Direct3D WARP10 to enable you to play DX10 Crysis using software renderer only, albeit slowly

Direct3D backwards compatibility has always been “you get what your graphics cards run”. For example, Crysis may be a Direct3D 10 game, but if you only have a Direct3D 9-level graphics card, it might only make your jaws open instead of hitting the floor. But that’s all going to change comes Windows 7.

Simply put, in Windows 7, you will experience the same graphics fidelity and detail whether you have a Direct3D 9-level graphics card or even no graphics card. The magic fairy dust which makes this possible is called Direct3D 10Level9 and Direct3D WARP10 respectively.

Direct3D 10Level9 is exactly what the name describes, it allows you to run Direct3D 10 applications on Direct3D 9 hardware with the same visual output but at the cost of performance penalties compared to running on native Direct3D 10 hardware. On the other hand, if your graphics functionality or partially or wholly non-existent either by design (I’m looking at you Intel) or due to anomalies (graphics driver), that’s where WARP10 comes into play.

**The request:**
Please list each distinct Direct3D name in the article on Direct3D in Windows 7, such as "Direct3D 9", ignoring any "-level" suffix. Answer using only the text.

(Records in a dataset)

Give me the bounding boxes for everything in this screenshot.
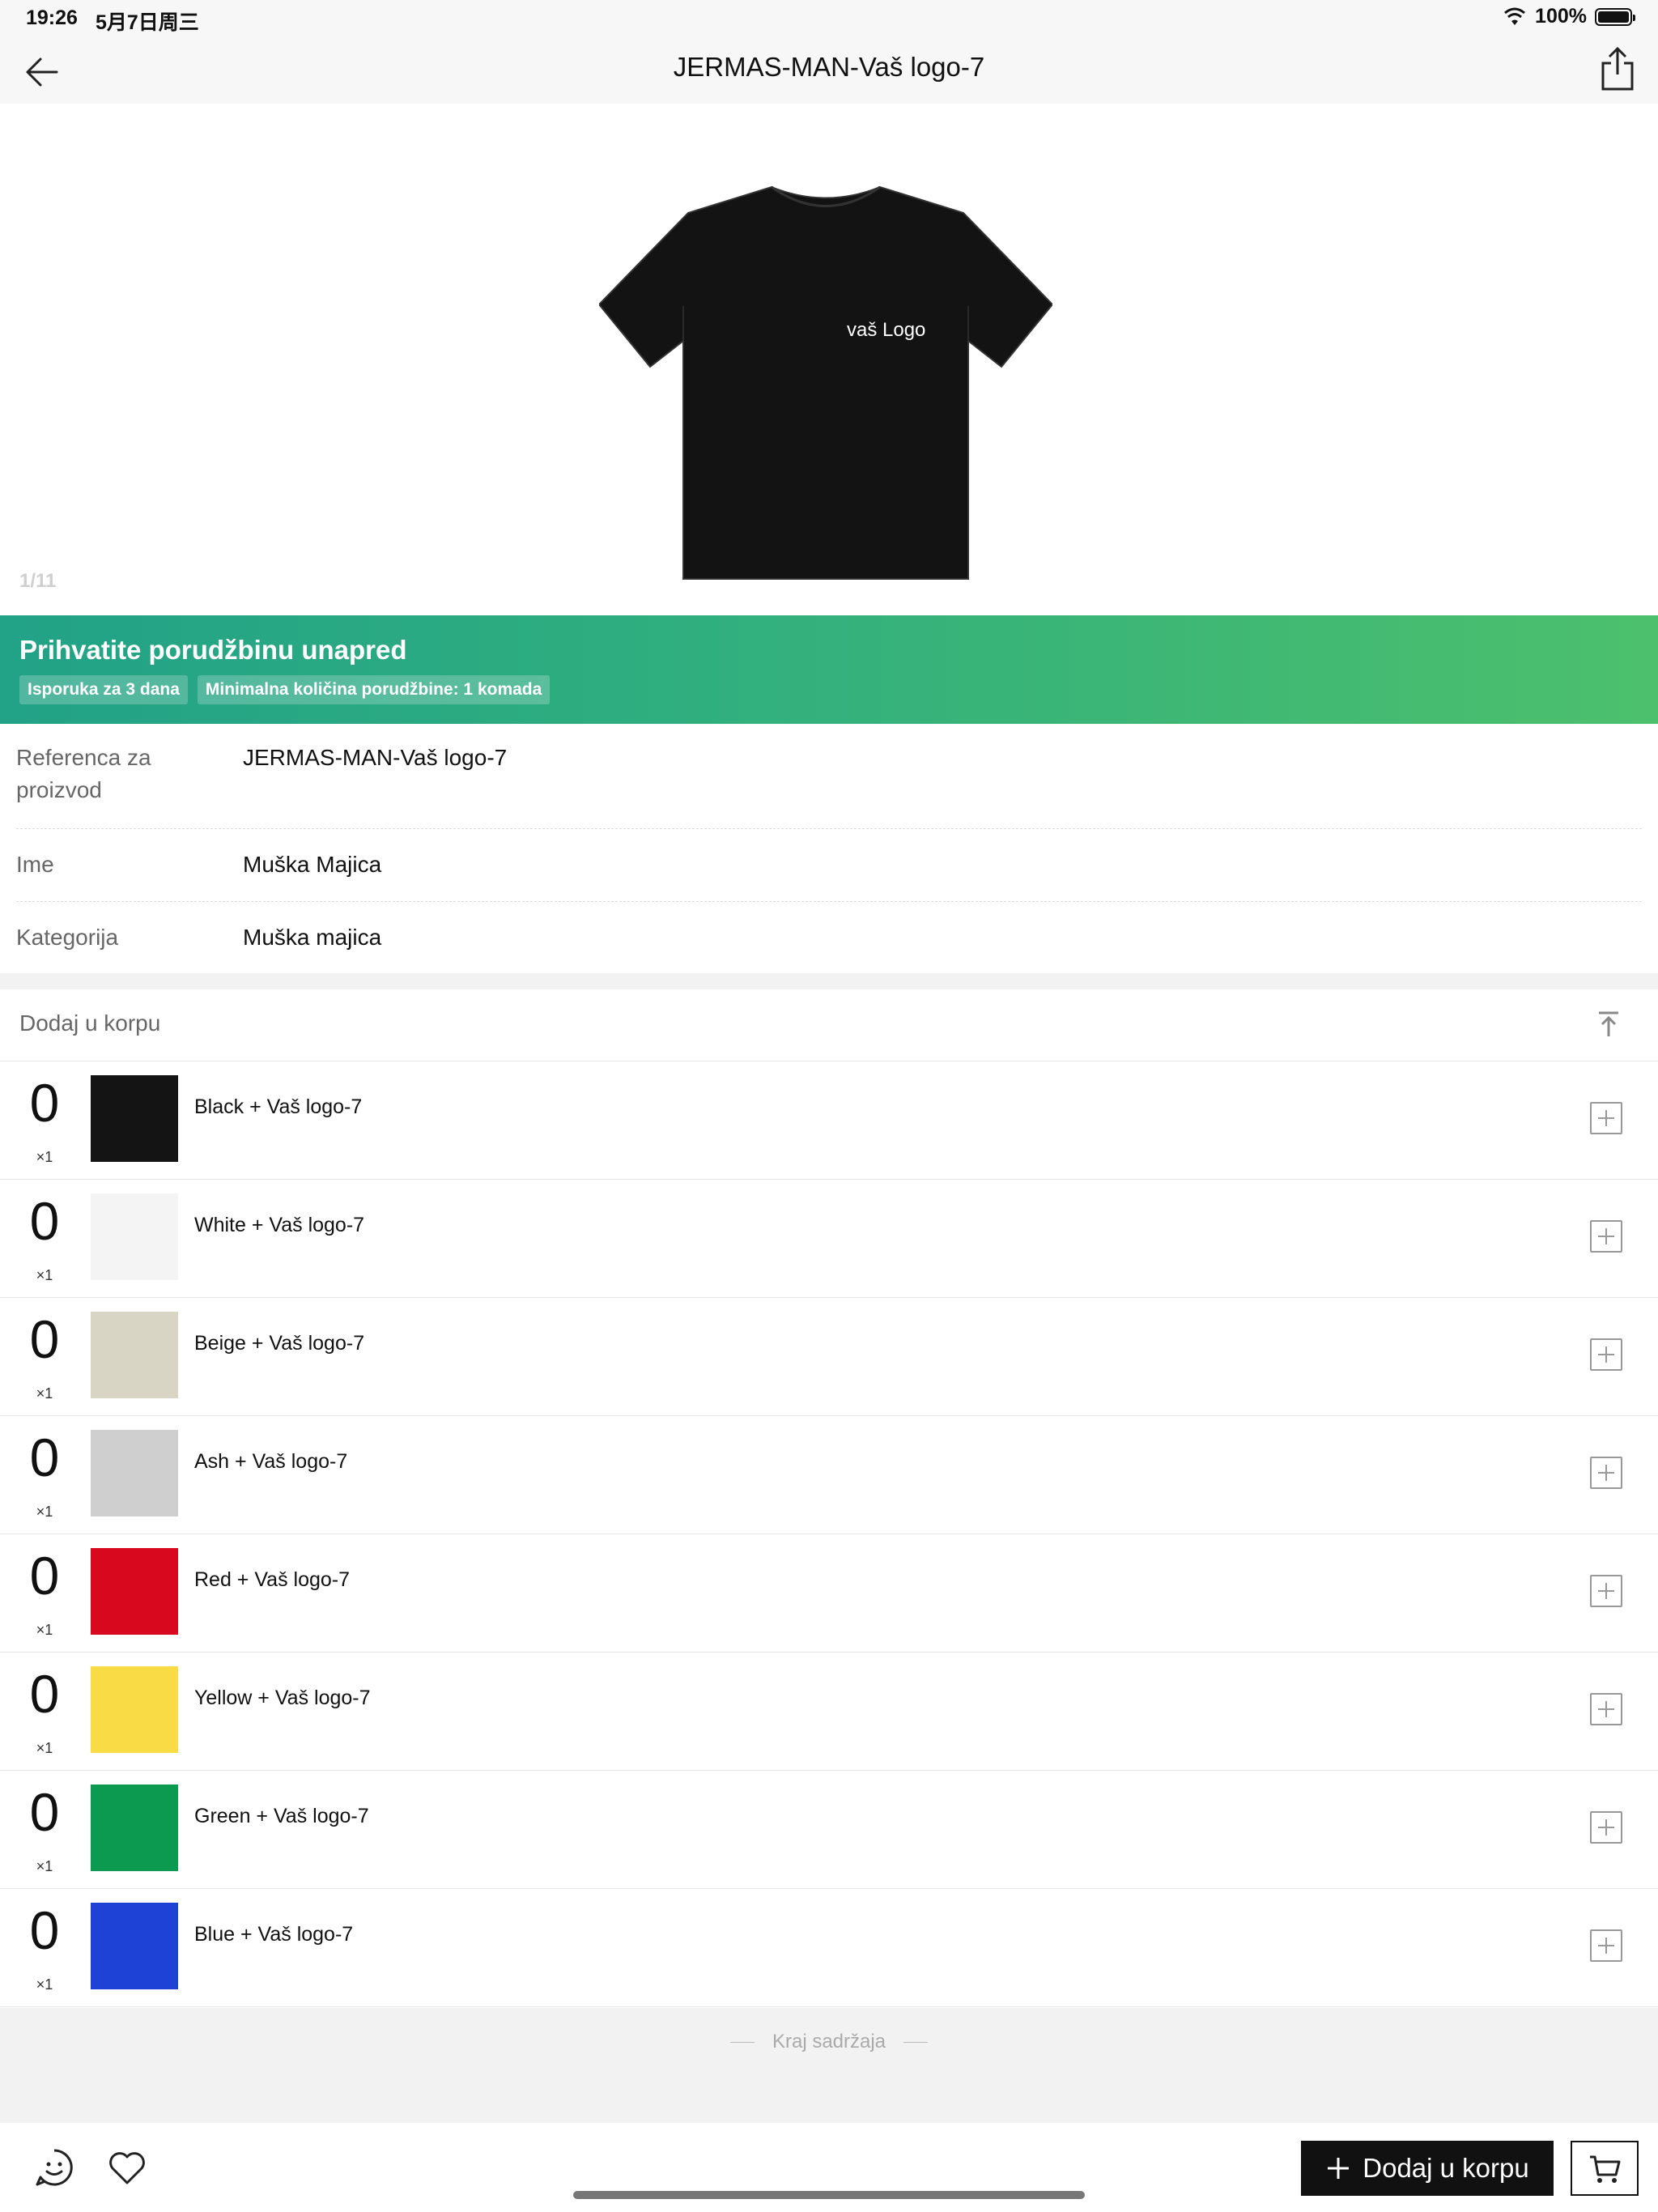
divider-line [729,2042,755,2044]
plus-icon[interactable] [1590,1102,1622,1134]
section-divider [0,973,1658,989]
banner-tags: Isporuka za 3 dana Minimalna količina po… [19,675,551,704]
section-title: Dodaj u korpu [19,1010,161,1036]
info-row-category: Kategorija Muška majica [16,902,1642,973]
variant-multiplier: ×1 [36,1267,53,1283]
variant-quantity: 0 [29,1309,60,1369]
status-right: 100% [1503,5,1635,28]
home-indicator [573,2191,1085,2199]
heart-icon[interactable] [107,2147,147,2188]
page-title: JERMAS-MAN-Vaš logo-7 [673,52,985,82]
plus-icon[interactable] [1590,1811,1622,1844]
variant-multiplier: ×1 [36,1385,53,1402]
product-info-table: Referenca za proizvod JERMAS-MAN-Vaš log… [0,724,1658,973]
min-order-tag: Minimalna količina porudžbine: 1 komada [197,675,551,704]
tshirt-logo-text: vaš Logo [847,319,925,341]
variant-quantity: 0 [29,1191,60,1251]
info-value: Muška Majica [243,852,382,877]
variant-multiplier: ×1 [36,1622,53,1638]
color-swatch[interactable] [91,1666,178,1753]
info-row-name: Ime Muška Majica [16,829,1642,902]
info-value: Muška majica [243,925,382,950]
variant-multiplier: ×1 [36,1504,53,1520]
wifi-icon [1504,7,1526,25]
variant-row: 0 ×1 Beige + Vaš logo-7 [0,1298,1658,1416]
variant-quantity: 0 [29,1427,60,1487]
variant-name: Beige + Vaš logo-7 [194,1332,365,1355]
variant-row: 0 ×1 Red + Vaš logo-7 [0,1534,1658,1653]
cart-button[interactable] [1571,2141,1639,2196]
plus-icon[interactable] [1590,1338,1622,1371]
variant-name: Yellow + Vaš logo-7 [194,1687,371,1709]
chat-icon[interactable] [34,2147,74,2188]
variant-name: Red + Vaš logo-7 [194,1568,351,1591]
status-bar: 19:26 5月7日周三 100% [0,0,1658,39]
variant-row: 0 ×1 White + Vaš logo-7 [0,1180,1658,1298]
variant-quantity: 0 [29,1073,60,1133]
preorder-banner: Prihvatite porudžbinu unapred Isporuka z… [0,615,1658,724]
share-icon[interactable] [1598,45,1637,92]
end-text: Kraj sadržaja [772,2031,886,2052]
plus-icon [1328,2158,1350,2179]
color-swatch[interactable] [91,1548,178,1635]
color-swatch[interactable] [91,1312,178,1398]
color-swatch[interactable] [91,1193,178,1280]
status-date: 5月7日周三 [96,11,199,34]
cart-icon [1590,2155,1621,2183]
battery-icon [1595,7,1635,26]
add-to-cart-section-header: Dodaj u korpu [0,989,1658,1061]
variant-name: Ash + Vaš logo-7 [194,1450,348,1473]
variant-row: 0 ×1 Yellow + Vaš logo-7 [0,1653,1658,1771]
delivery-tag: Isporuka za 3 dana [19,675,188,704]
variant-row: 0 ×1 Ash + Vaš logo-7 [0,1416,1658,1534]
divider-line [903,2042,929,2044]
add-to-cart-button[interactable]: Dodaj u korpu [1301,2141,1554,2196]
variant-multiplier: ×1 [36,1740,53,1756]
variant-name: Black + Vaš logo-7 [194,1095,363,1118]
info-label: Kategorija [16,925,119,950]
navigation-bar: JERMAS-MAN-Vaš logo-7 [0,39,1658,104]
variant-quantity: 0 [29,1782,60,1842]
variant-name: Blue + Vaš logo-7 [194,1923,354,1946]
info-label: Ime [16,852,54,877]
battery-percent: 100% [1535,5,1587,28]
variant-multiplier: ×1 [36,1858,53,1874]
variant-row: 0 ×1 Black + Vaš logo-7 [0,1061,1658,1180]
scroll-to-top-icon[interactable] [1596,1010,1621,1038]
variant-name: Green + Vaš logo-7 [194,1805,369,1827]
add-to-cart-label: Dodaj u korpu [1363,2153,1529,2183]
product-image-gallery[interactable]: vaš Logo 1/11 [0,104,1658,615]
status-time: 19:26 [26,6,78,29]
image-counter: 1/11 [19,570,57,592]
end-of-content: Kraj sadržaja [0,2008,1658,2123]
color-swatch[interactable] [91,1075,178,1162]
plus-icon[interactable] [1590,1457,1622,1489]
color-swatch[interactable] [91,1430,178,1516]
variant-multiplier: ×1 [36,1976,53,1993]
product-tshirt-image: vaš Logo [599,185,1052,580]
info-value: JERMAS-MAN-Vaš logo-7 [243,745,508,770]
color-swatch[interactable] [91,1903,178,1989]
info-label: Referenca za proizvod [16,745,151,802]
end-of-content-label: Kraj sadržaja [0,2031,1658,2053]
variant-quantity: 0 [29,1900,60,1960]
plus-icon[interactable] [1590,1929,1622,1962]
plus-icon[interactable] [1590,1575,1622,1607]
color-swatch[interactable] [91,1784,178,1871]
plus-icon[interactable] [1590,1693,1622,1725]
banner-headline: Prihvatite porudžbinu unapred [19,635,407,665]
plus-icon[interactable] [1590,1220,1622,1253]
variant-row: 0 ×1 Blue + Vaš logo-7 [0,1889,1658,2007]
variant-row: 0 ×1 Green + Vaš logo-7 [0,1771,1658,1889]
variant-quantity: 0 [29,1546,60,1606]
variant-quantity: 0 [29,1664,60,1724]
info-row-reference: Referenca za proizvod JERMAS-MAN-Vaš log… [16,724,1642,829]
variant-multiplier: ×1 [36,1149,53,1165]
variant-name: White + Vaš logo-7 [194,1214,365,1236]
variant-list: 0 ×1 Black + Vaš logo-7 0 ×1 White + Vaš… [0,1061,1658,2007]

==

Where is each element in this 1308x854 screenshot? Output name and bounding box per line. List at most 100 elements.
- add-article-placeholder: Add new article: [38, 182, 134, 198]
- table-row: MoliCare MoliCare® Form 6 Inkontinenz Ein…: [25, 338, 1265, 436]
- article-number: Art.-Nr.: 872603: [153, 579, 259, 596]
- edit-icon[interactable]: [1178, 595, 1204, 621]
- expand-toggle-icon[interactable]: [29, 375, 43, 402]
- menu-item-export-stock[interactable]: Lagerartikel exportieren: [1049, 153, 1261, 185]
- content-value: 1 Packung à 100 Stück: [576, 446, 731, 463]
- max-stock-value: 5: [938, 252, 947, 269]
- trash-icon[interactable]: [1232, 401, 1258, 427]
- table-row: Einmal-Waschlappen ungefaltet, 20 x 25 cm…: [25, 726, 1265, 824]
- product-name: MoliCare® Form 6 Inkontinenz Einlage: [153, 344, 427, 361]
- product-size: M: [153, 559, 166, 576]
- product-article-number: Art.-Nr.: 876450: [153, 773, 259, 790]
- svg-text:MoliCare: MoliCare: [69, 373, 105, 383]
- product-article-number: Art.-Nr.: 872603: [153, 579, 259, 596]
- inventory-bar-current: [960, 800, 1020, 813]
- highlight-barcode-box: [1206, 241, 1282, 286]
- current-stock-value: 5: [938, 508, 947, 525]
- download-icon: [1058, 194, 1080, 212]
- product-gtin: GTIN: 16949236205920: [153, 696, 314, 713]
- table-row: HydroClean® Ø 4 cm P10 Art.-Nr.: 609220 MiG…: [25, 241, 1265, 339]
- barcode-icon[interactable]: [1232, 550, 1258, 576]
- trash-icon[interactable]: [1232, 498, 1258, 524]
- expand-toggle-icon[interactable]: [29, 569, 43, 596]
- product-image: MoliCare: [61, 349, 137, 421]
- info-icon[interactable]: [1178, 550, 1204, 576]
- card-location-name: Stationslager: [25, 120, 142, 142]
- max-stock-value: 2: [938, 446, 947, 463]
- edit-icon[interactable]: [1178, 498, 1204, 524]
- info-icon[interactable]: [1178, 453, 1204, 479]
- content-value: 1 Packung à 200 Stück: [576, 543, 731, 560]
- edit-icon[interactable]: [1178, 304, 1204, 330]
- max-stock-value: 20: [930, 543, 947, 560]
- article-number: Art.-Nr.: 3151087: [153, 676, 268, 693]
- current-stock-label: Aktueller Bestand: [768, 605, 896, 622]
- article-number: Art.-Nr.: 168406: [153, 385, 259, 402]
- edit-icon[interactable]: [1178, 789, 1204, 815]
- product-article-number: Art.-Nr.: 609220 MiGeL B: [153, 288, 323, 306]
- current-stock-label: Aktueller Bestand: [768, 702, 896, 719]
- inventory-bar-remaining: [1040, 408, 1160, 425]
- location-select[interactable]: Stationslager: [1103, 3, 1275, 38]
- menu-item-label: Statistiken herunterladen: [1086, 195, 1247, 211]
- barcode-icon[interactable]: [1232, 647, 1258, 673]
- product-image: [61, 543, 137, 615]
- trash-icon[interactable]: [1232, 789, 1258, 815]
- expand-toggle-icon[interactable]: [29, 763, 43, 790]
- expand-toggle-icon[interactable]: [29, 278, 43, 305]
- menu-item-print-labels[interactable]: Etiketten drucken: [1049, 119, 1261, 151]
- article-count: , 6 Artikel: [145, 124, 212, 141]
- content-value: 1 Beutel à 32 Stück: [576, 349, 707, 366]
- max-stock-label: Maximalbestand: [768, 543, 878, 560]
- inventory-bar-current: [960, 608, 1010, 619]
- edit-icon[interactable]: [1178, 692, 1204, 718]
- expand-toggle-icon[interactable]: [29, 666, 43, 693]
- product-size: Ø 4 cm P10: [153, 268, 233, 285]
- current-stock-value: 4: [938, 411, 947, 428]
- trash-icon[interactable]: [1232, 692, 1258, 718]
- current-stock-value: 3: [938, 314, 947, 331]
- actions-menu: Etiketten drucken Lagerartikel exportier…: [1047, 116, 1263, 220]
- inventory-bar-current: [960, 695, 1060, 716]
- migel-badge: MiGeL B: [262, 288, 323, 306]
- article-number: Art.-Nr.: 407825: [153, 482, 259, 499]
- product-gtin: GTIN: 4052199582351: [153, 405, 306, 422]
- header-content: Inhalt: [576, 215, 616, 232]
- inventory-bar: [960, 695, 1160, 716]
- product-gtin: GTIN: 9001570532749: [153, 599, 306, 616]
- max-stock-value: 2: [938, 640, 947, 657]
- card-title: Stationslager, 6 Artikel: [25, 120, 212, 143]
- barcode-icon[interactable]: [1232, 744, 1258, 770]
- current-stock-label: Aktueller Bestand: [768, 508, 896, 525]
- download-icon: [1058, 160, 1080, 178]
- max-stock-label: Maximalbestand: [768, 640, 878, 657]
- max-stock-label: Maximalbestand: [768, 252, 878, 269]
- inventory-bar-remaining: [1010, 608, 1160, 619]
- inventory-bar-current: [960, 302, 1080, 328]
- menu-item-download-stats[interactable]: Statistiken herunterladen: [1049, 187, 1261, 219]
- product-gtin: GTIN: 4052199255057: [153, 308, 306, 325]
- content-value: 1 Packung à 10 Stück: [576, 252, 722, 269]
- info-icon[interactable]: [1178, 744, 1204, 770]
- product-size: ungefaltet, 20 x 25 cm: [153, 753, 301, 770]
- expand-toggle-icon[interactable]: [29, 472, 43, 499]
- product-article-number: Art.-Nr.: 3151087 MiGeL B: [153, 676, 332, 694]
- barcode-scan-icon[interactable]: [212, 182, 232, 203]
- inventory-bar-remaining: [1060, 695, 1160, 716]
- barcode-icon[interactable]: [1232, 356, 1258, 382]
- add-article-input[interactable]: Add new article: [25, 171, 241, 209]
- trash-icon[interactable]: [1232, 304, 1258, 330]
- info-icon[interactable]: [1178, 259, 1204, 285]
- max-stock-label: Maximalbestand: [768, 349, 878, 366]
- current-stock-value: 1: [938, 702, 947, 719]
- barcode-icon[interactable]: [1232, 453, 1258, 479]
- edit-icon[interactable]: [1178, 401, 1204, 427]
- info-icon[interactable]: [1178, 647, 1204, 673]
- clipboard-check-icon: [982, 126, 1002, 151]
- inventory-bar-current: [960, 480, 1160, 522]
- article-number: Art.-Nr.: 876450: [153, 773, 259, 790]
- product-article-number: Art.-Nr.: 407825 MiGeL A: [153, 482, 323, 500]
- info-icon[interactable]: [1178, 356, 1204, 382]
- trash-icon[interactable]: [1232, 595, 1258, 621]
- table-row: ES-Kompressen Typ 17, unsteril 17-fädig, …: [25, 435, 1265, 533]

**Result of this task:**
Direct3D 9
Direct3D 10
Direct3D 10Level9
Direct3D WARP10